Dataset records
-.-.-

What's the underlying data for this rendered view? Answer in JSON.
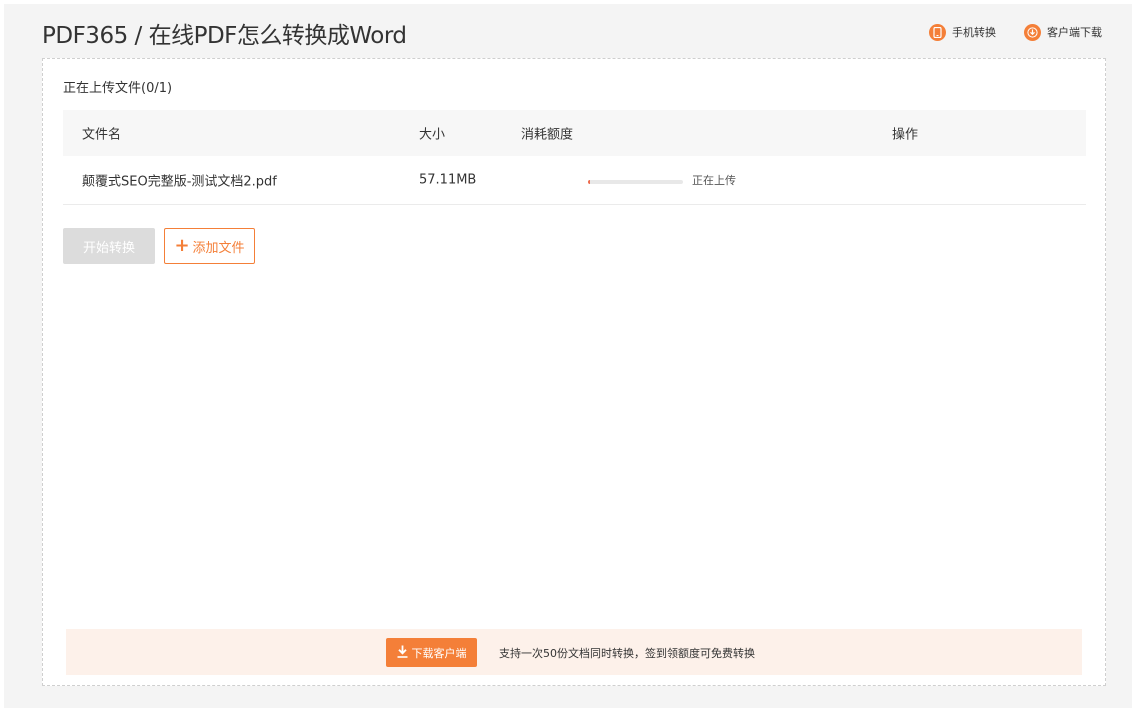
{
  "header": {
    "title": "PDF365 / 在线PDF怎么转换成Word",
    "links": {
      "mobile": {
        "label": "手机转换",
        "icon": "phone-icon"
      },
      "client": {
        "label": "客户端下载",
        "icon": "download-icon"
      }
    }
  },
  "colors": {
    "accent": "#f47f38",
    "progress": "#ee6b4d",
    "disabled": "#dcdcdc",
    "notice_bg": "#fdf1ea"
  },
  "upload": {
    "status": "正在上传文件(0/1)"
  },
  "table": {
    "columns": [
      "文件名",
      "大小",
      "消耗额度",
      "操作"
    ],
    "rows": [
      {
        "file_name": "颠覆式SEO完整版-测试文档2.pdf",
        "size": "57.11MB",
        "progress": 0.02,
        "status": "正在上传"
      }
    ]
  },
  "actions": {
    "start_label": "开始转换",
    "add_label": "添加文件"
  },
  "footer": {
    "download_label": "下载客户端",
    "note": "支持一次50份文档同时转换，签到领额度可免费转换"
  }
}
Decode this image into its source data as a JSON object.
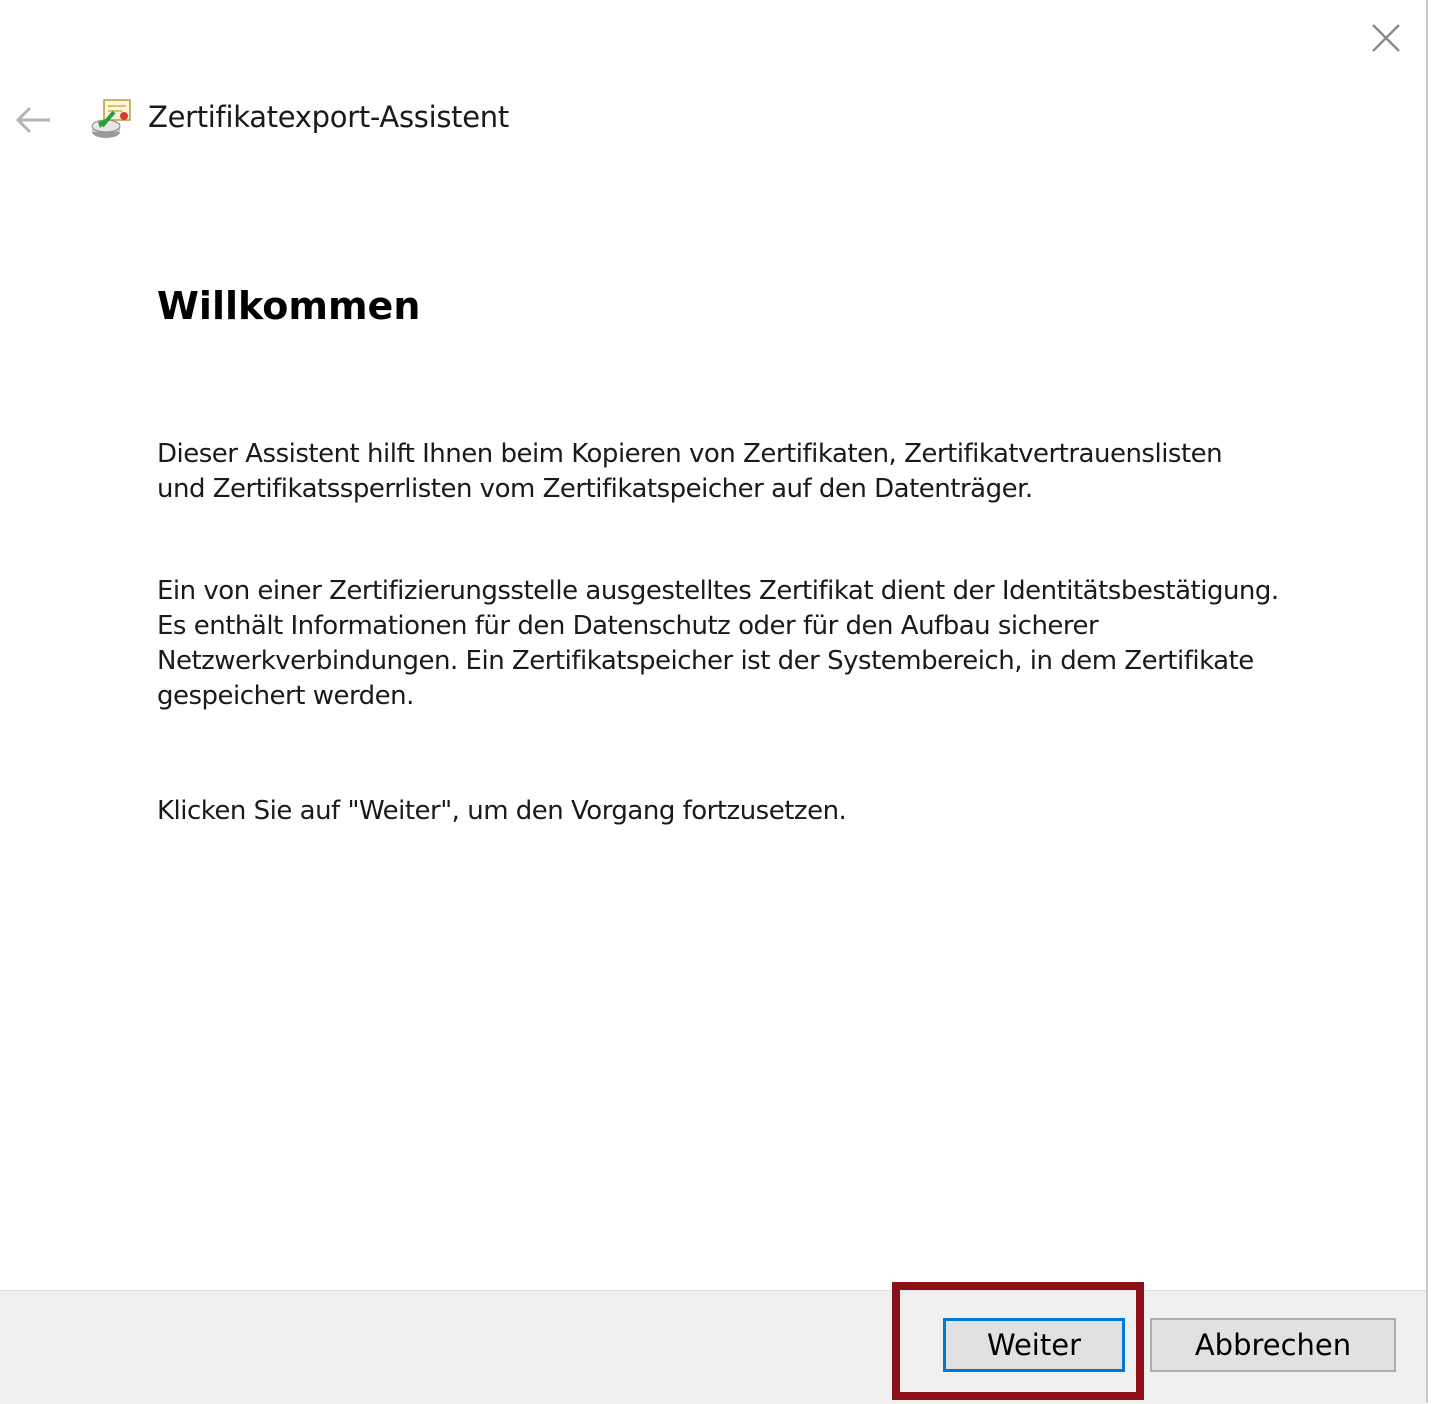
{
  "wizard": {
    "title": "Zertifikatexport-Assistent",
    "back_icon": "back-arrow-icon",
    "app_icon": "certificate-wizard-icon",
    "close_icon": "close-icon"
  },
  "content": {
    "heading": "Willkommen",
    "paragraph1": [
      "Dieser Assistent hilft Ihnen beim Kopieren von Zertifikaten, Zertifikatvertrauenslisten",
      "und Zertifikatssperrlisten vom Zertifikatspeicher auf den Datenträger."
    ],
    "paragraph2": [
      "Ein von einer Zertifizierungsstelle ausgestelltes Zertifikat dient der Identitätsbestätigung.",
      "Es enthält Informationen für den Datenschutz oder für den Aufbau sicherer",
      "Netzwerkverbindungen. Ein Zertifikatspeicher ist der Systembereich, in dem Zertifikate",
      "gespeichert werden."
    ],
    "paragraph3": "Klicken Sie auf \"Weiter\", um den Vorgang fortzusetzen."
  },
  "footer": {
    "next_label": "Weiter",
    "cancel_label": "Abbrechen"
  },
  "colors": {
    "highlight": "#8b1018",
    "focus": "#0078d7",
    "footer_bg": "#f0f0f0"
  }
}
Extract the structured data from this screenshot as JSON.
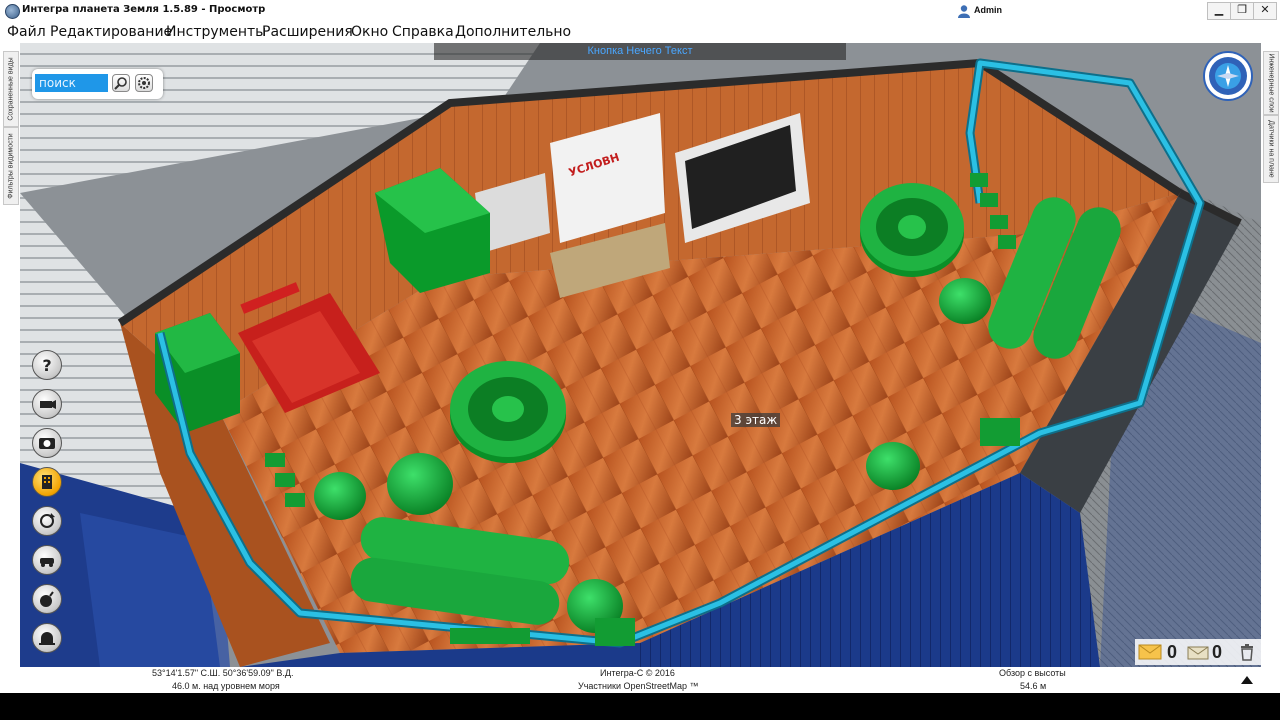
{
  "window": {
    "title": "Интегра планета Земля 1.5.89 - Просмотр",
    "user": "Admin",
    "controls": {
      "minimize": "▁",
      "restore": "❐",
      "close": "✕"
    }
  },
  "menu": [
    "Файл",
    "Редактирование",
    "Инструменты",
    "Расширения",
    "Окно",
    "Справка",
    "Дополнительно"
  ],
  "left_tabs": [
    "Сохраненные виды",
    "Фильтры видимости"
  ],
  "right_tabs": [
    "Инженерные слои",
    "Датчики на плане"
  ],
  "search": {
    "placeholder": "поиск"
  },
  "viewport": {
    "floor_banner": "Кнопка Нечего Текст",
    "floor_label": "3 этаж",
    "sign_text": "УСЛОВН"
  },
  "tools": [
    "help-icon",
    "camera-icon",
    "photo-icon",
    "building-icon",
    "rotate-icon",
    "vehicle-icon",
    "bomb-icon",
    "alarm-icon"
  ],
  "messages": {
    "unread": "0",
    "read": "0"
  },
  "status": {
    "coords": "53°14'1.57\" С.Ш. 50°36'59.09\" В.Д.",
    "altitude": "46.0 м. над уровнем моря",
    "copyright": "Интегра-С © 2016",
    "osm": "Участники OpenStreetMap ™",
    "view_label": "Обзор с высоты",
    "view_height": "54.6 м"
  },
  "colors": {
    "accent": "#1f97e8",
    "equipment": "#0a9a2a",
    "pipes": "#1aa3c8",
    "floor": "#c8602a"
  }
}
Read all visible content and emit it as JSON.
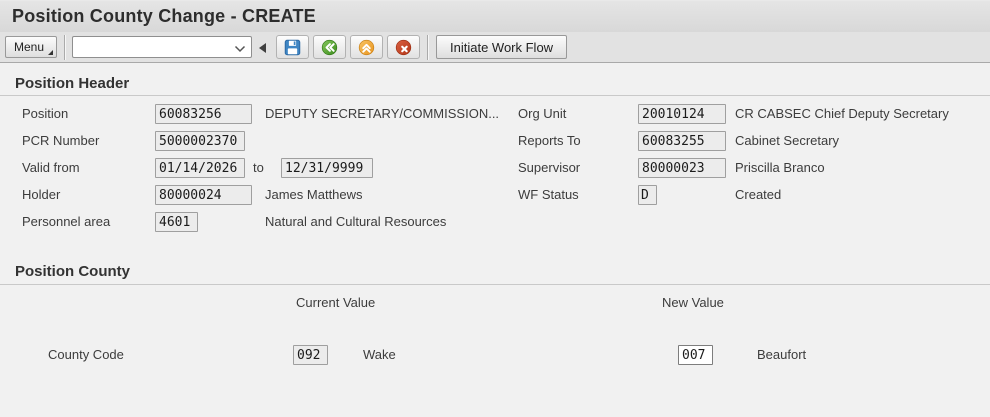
{
  "window": {
    "title": "Position County Change - CREATE"
  },
  "toolbar": {
    "menu_label": "Menu",
    "command_field": {
      "value": "",
      "placeholder": ""
    },
    "initiate_label": "Initiate Work Flow",
    "icons": {
      "save": "save-icon",
      "back": "back-icon",
      "exit": "exit-icon",
      "cancel": "cancel-icon",
      "dropdown": "chevron-down-icon",
      "collapse": "triangle-left-icon"
    }
  },
  "position_header": {
    "title": "Position Header",
    "fields": {
      "position": {
        "label": "Position",
        "value": "60083256",
        "desc": "DEPUTY SECRETARY/COMMISSION..."
      },
      "pcr_number": {
        "label": "PCR Number",
        "value": "5000002370"
      },
      "valid": {
        "label": "Valid from",
        "from": "01/14/2026",
        "to_label": "to",
        "to": "12/31/9999"
      },
      "holder": {
        "label": "Holder",
        "value": "80000024",
        "desc": "James Matthews"
      },
      "personnel_area": {
        "label": "Personnel area",
        "value": "4601",
        "desc": "Natural and Cultural Resources"
      },
      "org_unit": {
        "label": "Org Unit",
        "value": "20010124",
        "desc": "CR CABSEC Chief Deputy Secretary"
      },
      "reports_to": {
        "label": "Reports To",
        "value": "60083255",
        "desc": "Cabinet Secretary"
      },
      "supervisor": {
        "label": "Supervisor",
        "value": "80000023",
        "desc": "Priscilla Branco"
      },
      "wf_status": {
        "label": "WF Status",
        "value": "D",
        "desc": "Created"
      }
    }
  },
  "position_county": {
    "title": "Position County",
    "columns": {
      "current": "Current Value",
      "new": "New Value"
    },
    "county_code": {
      "label": "County Code",
      "current_value": "092",
      "current_desc": "Wake",
      "new_value": "007",
      "new_desc": "Beaufort"
    }
  },
  "colors": {
    "save_blue": "#3f86c4",
    "back_green": "#4f9d2f",
    "exit_orange": "#efa238",
    "cancel_red": "#c2402a"
  }
}
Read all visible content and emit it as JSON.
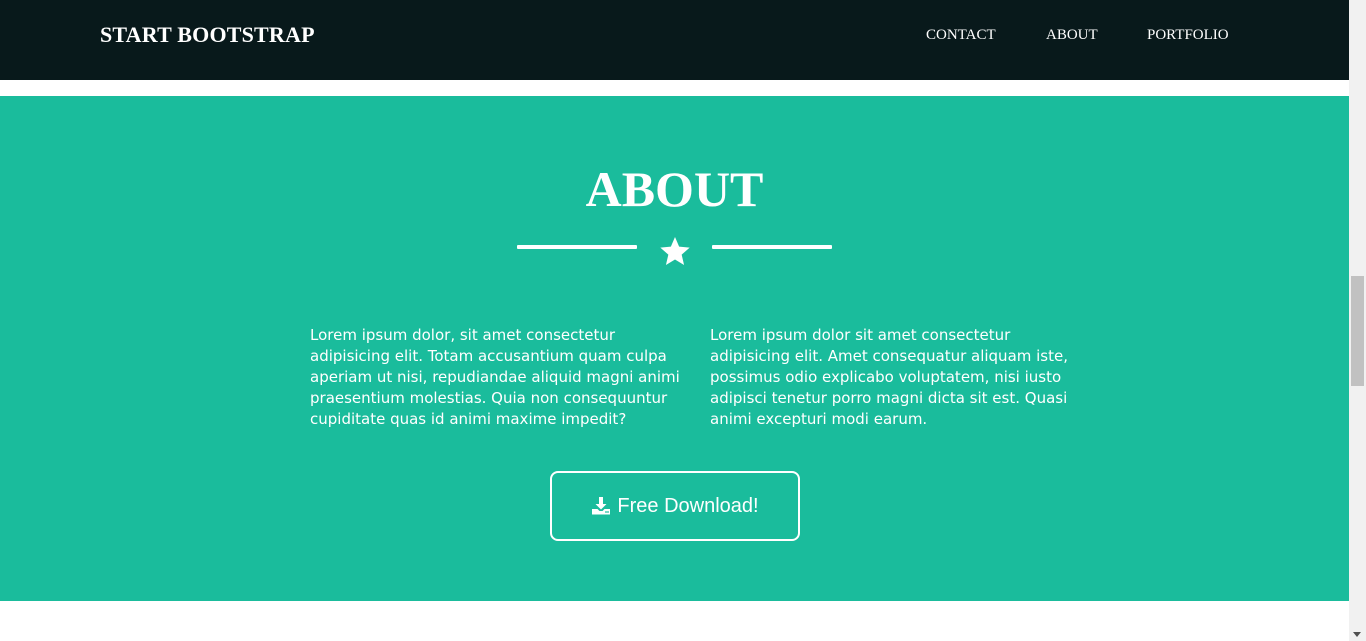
{
  "navbar": {
    "brand": "START BOOTSTRAP",
    "links": [
      {
        "label": "CONTACT"
      },
      {
        "label": "ABOUT"
      },
      {
        "label": "PORTFOLIO"
      }
    ]
  },
  "about": {
    "title": "ABOUT",
    "divider_icon": "star-icon",
    "paragraphs": [
      "Lorem ipsum dolor, sit amet consectetur adipisicing elit. Totam accusantium quam culpa aperiam ut nisi, repudiandae aliquid magni animi praesentium molestias. Quia non consequuntur cupiditate quas id animi maxime impedit?",
      "Lorem ipsum dolor sit amet consectetur adipisicing elit. Amet consequatur aliquam iste, possimus odio explicabo voluptatem, nisi iusto adipisci tenetur porro magni dicta sit est. Quasi animi excepturi modi earum."
    ],
    "download_button": {
      "label": "Free Download!",
      "icon": "download-icon"
    }
  },
  "colors": {
    "navbar_bg": "#08191b",
    "accent": "#1abc9c",
    "text": "#ffffff"
  }
}
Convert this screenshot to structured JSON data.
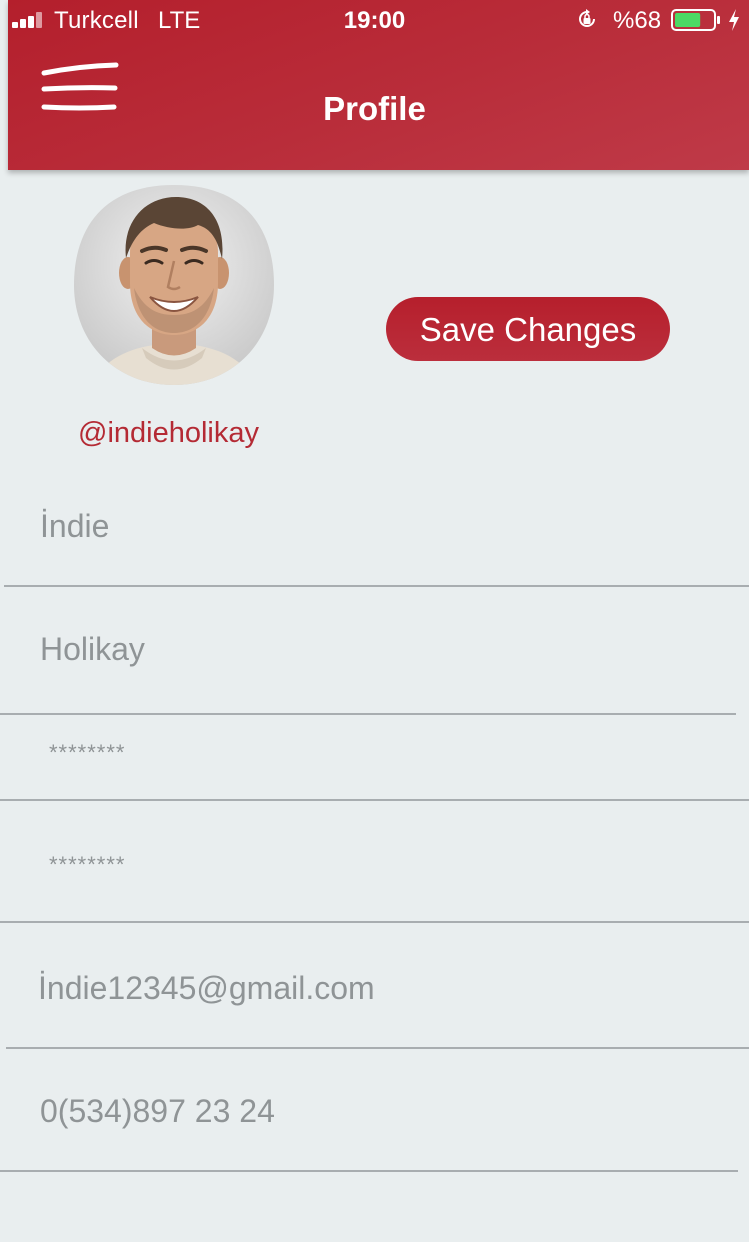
{
  "status_bar": {
    "carrier": "Turkcell",
    "network": "LTE",
    "time": "19:00",
    "battery_percent": "%68",
    "battery_level": 0.68
  },
  "header": {
    "title": "Profile",
    "menu_icon": "hamburger-menu-icon",
    "background_color": "#b41f2c"
  },
  "profile": {
    "username": "@indieholikay",
    "save_button_label": "Save Changes",
    "avatar_alt": "avatar"
  },
  "form": {
    "first_name": "İndie",
    "last_name": "Holikay",
    "password": "********",
    "password_confirm": "********",
    "email": "İndie12345@gmail.com",
    "phone": "0(534)897 23 24"
  },
  "colors": {
    "accent": "#b41f2c",
    "username_text": "#b42a34",
    "field_text": "#8f9496",
    "background": "#e9eeef",
    "battery_fill": "#4cd964"
  }
}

-.-.-

WHAT IS NEEDED
All lines that include "Weiter" are to be gathered and copied.

FULL OUTPUT
    "paragraph3": "Klicken Sie auf \"Weiter\", um den Vorgang fortzusetzen."
    "next_label": "Weiter",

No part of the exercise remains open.